● Source data
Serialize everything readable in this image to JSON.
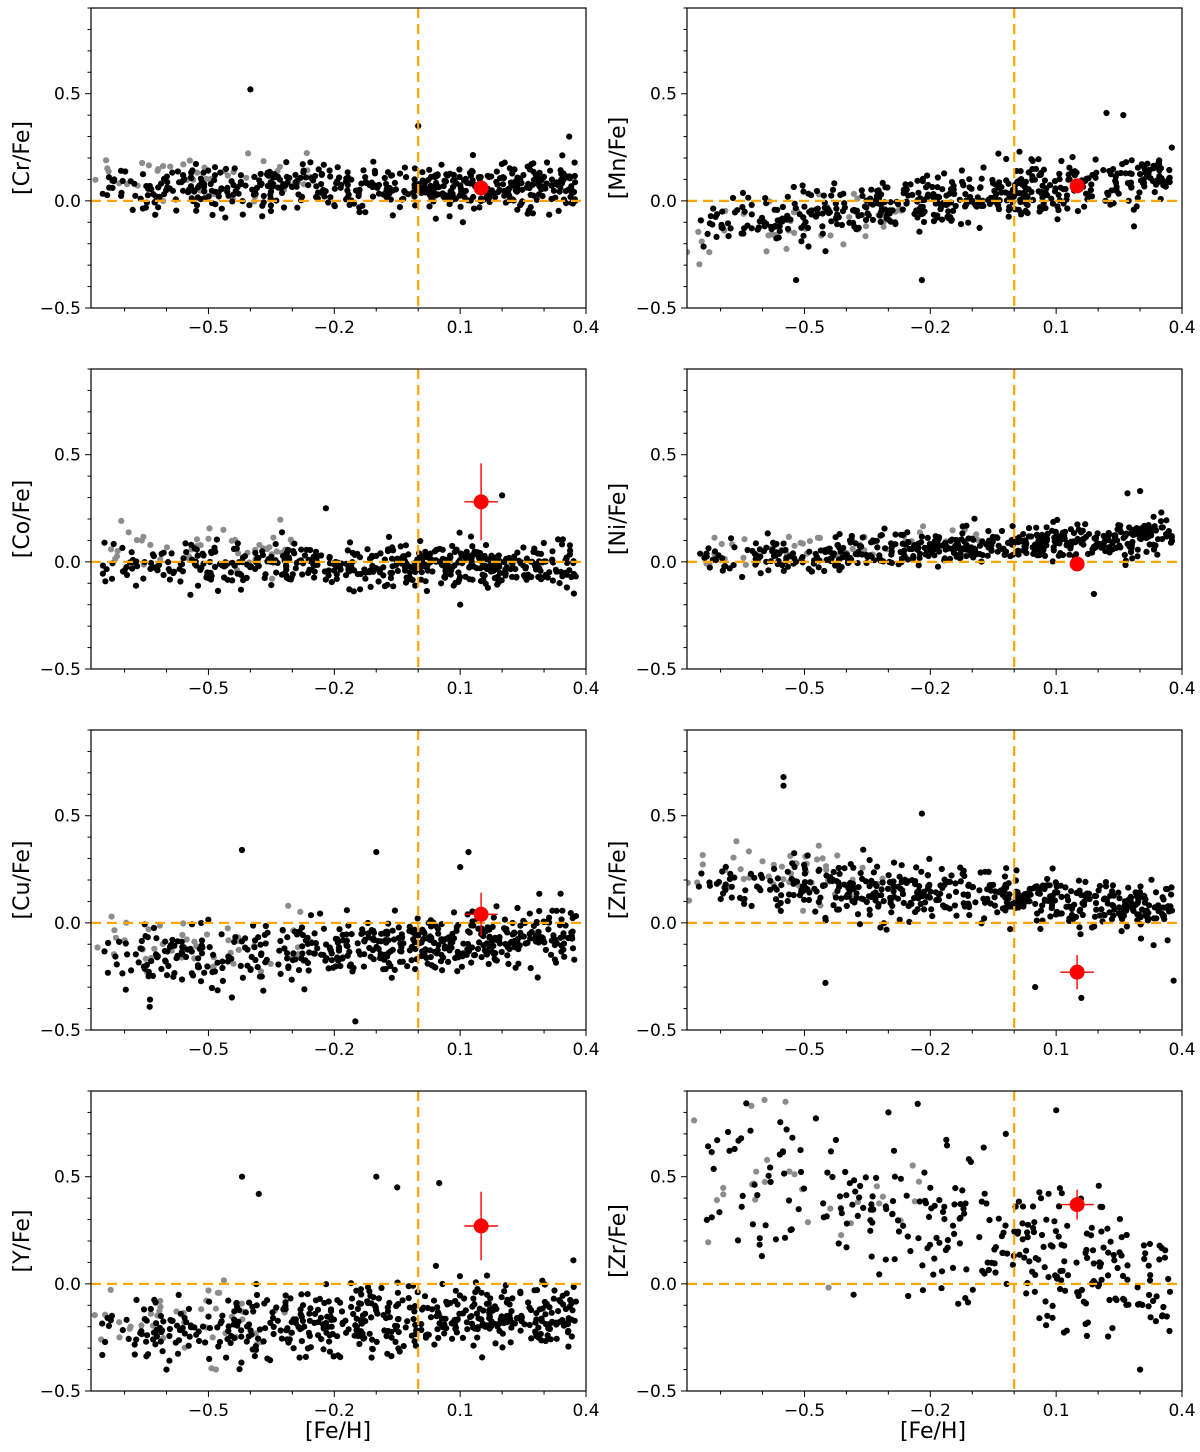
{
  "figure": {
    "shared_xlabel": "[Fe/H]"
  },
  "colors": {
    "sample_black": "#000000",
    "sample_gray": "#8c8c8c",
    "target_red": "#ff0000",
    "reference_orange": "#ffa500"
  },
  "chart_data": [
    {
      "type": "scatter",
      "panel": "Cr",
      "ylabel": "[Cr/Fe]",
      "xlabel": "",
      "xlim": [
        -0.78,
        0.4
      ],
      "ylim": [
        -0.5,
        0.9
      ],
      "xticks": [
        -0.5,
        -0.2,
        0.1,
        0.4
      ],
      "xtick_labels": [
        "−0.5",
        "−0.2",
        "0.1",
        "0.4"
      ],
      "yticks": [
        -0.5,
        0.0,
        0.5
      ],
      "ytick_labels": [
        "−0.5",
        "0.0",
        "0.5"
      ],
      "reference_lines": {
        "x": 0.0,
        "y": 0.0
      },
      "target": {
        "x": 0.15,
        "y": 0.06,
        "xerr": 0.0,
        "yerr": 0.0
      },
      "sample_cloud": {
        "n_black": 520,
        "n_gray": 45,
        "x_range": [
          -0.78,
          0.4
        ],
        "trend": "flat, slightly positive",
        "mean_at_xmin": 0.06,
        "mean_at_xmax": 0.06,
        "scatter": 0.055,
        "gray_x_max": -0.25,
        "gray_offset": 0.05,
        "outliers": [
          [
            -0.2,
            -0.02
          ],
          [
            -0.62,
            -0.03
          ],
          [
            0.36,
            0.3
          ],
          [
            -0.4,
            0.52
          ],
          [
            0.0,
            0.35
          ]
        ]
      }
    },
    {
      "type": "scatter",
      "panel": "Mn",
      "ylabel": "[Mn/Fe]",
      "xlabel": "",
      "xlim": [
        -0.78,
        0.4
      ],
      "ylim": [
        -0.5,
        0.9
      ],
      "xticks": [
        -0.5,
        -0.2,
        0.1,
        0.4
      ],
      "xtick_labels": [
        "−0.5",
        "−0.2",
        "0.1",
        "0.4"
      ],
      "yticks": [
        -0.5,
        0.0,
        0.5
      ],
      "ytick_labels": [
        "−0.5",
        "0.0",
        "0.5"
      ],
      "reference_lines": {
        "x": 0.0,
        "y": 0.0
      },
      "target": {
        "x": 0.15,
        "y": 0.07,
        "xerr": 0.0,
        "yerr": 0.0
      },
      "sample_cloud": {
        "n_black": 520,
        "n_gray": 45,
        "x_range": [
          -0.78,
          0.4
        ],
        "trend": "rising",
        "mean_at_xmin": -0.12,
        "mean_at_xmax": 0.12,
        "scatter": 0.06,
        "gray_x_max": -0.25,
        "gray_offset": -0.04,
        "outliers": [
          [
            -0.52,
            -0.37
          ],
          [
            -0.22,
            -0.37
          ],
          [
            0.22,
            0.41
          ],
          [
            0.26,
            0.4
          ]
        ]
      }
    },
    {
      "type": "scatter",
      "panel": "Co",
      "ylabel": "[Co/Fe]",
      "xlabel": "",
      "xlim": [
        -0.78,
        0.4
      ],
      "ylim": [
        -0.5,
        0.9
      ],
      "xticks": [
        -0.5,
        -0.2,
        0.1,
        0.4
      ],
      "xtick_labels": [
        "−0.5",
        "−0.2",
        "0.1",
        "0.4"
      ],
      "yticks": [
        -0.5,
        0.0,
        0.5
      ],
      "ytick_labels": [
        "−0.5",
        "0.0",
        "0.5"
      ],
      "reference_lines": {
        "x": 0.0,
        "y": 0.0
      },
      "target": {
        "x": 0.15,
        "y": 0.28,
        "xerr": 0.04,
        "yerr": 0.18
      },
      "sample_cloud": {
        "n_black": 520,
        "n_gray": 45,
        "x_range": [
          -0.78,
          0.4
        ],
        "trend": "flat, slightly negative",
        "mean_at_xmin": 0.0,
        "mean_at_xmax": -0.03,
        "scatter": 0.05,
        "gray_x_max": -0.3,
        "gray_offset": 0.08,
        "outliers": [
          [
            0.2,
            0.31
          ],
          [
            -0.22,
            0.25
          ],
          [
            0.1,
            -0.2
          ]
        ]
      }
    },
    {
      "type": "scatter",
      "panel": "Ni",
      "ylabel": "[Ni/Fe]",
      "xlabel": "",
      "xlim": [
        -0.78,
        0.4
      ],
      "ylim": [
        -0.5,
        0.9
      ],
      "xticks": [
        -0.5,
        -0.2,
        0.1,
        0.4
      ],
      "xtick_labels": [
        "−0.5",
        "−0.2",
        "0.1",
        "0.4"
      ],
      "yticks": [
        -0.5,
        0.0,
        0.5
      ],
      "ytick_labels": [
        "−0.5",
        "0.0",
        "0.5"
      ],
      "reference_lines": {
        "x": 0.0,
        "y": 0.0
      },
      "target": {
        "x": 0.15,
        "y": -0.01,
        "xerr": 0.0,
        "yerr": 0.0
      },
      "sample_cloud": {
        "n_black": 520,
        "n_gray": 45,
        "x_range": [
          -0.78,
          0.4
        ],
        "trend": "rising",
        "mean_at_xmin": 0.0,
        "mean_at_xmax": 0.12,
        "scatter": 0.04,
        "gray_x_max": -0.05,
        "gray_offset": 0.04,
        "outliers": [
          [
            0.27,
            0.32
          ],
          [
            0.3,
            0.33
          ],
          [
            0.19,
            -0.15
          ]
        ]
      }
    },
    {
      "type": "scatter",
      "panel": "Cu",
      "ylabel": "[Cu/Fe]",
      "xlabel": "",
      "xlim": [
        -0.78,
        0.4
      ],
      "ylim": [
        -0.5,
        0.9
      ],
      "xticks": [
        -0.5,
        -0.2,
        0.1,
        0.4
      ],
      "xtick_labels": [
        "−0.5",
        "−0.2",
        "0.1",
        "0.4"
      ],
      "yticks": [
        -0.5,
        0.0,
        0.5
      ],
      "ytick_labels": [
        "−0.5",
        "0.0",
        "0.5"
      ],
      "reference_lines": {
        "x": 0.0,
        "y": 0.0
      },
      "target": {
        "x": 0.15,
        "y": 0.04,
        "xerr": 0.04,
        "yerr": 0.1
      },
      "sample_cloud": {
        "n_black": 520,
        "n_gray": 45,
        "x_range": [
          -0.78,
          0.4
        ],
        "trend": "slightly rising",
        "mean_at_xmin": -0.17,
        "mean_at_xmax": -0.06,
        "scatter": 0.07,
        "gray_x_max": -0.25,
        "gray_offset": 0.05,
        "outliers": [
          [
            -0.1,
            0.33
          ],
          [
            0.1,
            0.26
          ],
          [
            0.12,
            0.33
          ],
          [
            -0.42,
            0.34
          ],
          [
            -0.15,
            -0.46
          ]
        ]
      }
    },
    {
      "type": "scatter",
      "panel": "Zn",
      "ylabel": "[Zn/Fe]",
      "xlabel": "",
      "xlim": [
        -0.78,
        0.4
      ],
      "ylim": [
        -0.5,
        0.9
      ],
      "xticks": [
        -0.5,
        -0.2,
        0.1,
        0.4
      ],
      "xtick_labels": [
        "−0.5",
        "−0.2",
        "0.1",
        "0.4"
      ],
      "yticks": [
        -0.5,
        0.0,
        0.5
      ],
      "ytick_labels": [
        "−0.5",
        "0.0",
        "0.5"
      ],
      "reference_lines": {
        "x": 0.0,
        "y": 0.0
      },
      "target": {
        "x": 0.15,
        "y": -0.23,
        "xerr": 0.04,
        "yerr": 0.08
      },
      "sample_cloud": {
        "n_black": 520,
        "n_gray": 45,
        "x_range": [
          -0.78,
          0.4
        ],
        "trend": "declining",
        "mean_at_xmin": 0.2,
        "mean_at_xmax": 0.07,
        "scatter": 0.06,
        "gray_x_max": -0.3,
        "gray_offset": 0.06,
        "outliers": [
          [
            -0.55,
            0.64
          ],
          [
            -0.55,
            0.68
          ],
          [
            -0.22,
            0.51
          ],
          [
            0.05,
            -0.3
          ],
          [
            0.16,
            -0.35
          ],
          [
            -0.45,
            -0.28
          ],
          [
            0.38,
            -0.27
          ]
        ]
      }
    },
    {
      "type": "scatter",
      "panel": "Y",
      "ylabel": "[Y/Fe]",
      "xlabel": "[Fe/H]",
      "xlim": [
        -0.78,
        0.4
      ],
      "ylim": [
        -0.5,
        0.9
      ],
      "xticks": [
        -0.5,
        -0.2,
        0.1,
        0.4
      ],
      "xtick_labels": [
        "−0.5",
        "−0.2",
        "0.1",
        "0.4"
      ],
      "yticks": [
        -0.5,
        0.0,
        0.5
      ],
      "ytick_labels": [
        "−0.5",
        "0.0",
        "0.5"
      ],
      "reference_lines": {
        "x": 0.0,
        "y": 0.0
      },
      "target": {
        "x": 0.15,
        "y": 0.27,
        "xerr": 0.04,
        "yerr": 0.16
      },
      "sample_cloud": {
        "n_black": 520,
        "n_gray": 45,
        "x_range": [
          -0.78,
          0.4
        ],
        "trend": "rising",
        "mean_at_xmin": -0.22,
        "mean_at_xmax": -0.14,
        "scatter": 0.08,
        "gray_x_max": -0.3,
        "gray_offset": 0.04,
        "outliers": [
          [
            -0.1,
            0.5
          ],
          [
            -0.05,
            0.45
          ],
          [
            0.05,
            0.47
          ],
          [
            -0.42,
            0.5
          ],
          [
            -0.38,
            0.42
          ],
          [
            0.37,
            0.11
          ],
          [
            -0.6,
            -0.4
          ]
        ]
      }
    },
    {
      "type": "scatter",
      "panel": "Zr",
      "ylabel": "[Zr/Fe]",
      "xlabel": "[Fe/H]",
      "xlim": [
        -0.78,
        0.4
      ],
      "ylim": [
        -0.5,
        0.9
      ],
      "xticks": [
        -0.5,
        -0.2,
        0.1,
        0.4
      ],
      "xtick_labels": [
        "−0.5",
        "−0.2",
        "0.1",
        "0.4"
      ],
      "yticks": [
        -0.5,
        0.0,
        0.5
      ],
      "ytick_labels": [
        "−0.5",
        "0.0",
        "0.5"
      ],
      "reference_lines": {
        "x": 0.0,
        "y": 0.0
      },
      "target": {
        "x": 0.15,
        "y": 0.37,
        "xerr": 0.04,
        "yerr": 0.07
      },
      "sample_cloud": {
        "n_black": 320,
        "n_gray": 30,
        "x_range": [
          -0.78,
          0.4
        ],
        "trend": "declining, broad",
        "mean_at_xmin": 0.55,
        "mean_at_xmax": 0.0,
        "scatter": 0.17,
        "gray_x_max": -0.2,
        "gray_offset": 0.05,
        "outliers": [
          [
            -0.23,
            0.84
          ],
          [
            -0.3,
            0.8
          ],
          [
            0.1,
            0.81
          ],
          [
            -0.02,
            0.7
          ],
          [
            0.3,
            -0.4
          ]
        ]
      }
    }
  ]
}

● The problem
Collect each line above holding the string "yerr".

● Solution
        "yerr": 0.0
        "yerr": 0.0
        "yerr": 0.18
        "yerr": 0.0
        "yerr": 0.1
        "yerr": 0.08
        "yerr": 0.16
        "yerr": 0.07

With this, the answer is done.